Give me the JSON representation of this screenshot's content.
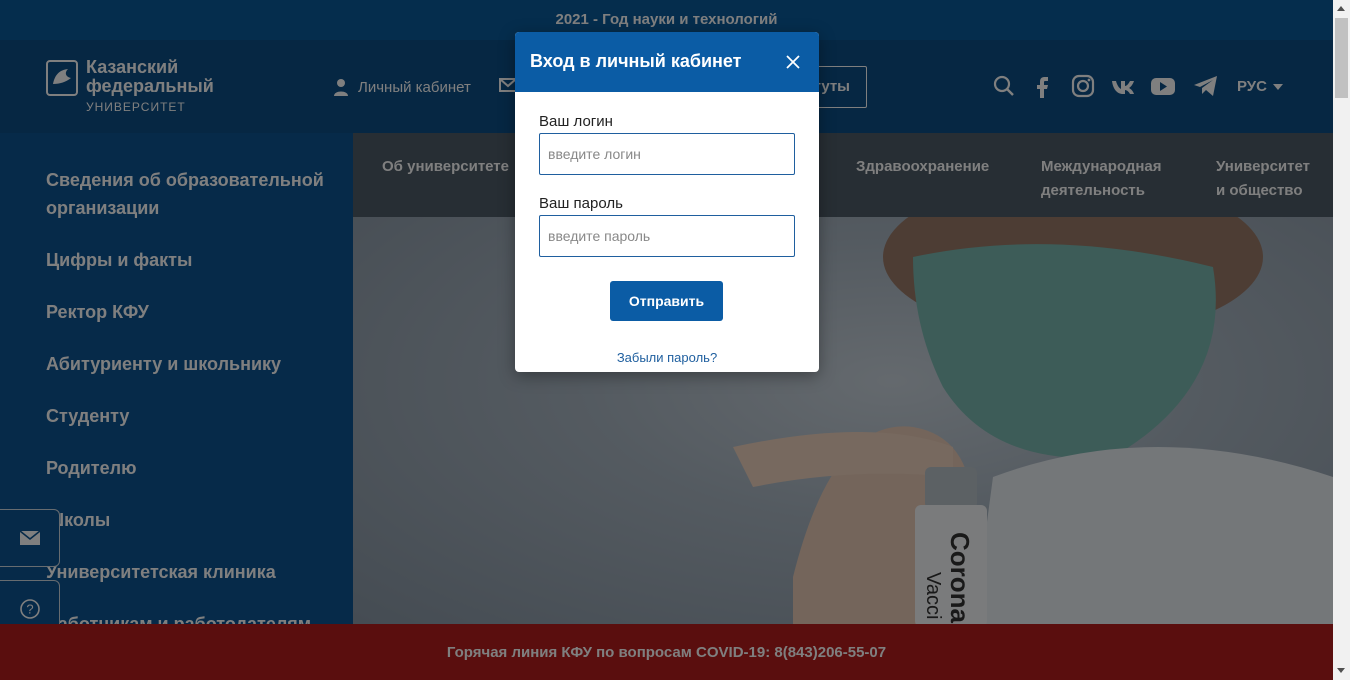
{
  "topbar": {
    "text": "2021 - Год науки и технологий"
  },
  "logo": {
    "line1": "Казанский",
    "line2": "федеральный",
    "line3": "УНИВЕРСИТЕТ"
  },
  "header": {
    "cabinet_label": "Личный кабинет",
    "institutes_label": "туты",
    "lang_label": "РУС"
  },
  "sidebar": {
    "items": [
      {
        "label": "Сведения об образовательной организации"
      },
      {
        "label": "Цифры и факты"
      },
      {
        "label": "Ректор КФУ"
      },
      {
        "label": "Абитуриенту и школьнику"
      },
      {
        "label": "Студенту"
      },
      {
        "label": "Родителю"
      },
      {
        "label": "Школы"
      },
      {
        "label": "Университетская клиника"
      },
      {
        "label": "Работникам и работодателям"
      }
    ]
  },
  "nav": {
    "items": [
      {
        "label": "Об университете"
      },
      {
        "label": "Здравоохранение"
      },
      {
        "label": "Международная деятельность"
      },
      {
        "label": "Университет и общество"
      }
    ]
  },
  "hero": {
    "vial_line1": "Corona",
    "vial_line2": "Vacci"
  },
  "hotline": {
    "text": "Горячая линия КФУ по вопросам COVID-19: 8(843)206-55-07"
  },
  "modal": {
    "title": "Вход в личный кабинет",
    "login_label": "Ваш логин",
    "login_placeholder": "введите логин",
    "login_value": "",
    "password_label": "Ваш пароль",
    "password_placeholder": "введите пароль",
    "password_value": "",
    "submit_label": "Отправить",
    "forgot_label": "Забыли пароль?"
  },
  "colors": {
    "brand_blue": "#0b5ca5",
    "hotline_red": "#b51d1d",
    "overlay": "rgba(0,0,0,0.5)"
  },
  "icons": [
    "logo-emblem",
    "user-icon",
    "mail-icon",
    "search-icon",
    "facebook-icon",
    "instagram-icon",
    "vk-icon",
    "youtube-icon",
    "telegram-icon",
    "caret-down-icon",
    "close-icon",
    "envelope-icon",
    "question-icon"
  ]
}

# # # # # # #

Stated problem
Extract the full listing above verbatim; pictures are to be left out of the copy.

Result for this exercise
Give me the JSON representation of this screenshot's content.
{
  "topbar": {
    "text": "2021 - Год науки и технологий"
  },
  "logo": {
    "line1": "Казанский",
    "line2": "федеральный",
    "line3": "УНИВЕРСИТЕТ"
  },
  "header": {
    "cabinet_label": "Личный кабинет",
    "institutes_label": "туты",
    "lang_label": "РУС"
  },
  "sidebar": {
    "items": [
      {
        "label": "Сведения об образовательной организации"
      },
      {
        "label": "Цифры и факты"
      },
      {
        "label": "Ректор КФУ"
      },
      {
        "label": "Абитуриенту и школьнику"
      },
      {
        "label": "Студенту"
      },
      {
        "label": "Родителю"
      },
      {
        "label": "Школы"
      },
      {
        "label": "Университетская клиника"
      },
      {
        "label": "Работникам и работодателям"
      }
    ]
  },
  "nav": {
    "items": [
      {
        "label": "Об университете"
      },
      {
        "label": "Здравоохранение"
      },
      {
        "label": "Международная деятельность"
      },
      {
        "label": "Университет и общество"
      }
    ]
  },
  "hero": {
    "vial_line1": "Corona",
    "vial_line2": "Vacci"
  },
  "hotline": {
    "text": "Горячая линия КФУ по вопросам COVID-19: 8(843)206-55-07"
  },
  "modal": {
    "title": "Вход в личный кабинет",
    "login_label": "Ваш логин",
    "login_placeholder": "введите логин",
    "login_value": "",
    "password_label": "Ваш пароль",
    "password_placeholder": "введите пароль",
    "password_value": "",
    "submit_label": "Отправить",
    "forgot_label": "Забыли пароль?"
  },
  "colors": {
    "brand_blue": "#0b5ca5",
    "hotline_red": "#b51d1d",
    "overlay": "rgba(0,0,0,0.5)"
  },
  "icons": [
    "logo-emblem",
    "user-icon",
    "mail-icon",
    "search-icon",
    "facebook-icon",
    "instagram-icon",
    "vk-icon",
    "youtube-icon",
    "telegram-icon",
    "caret-down-icon",
    "close-icon",
    "envelope-icon",
    "question-icon"
  ]
}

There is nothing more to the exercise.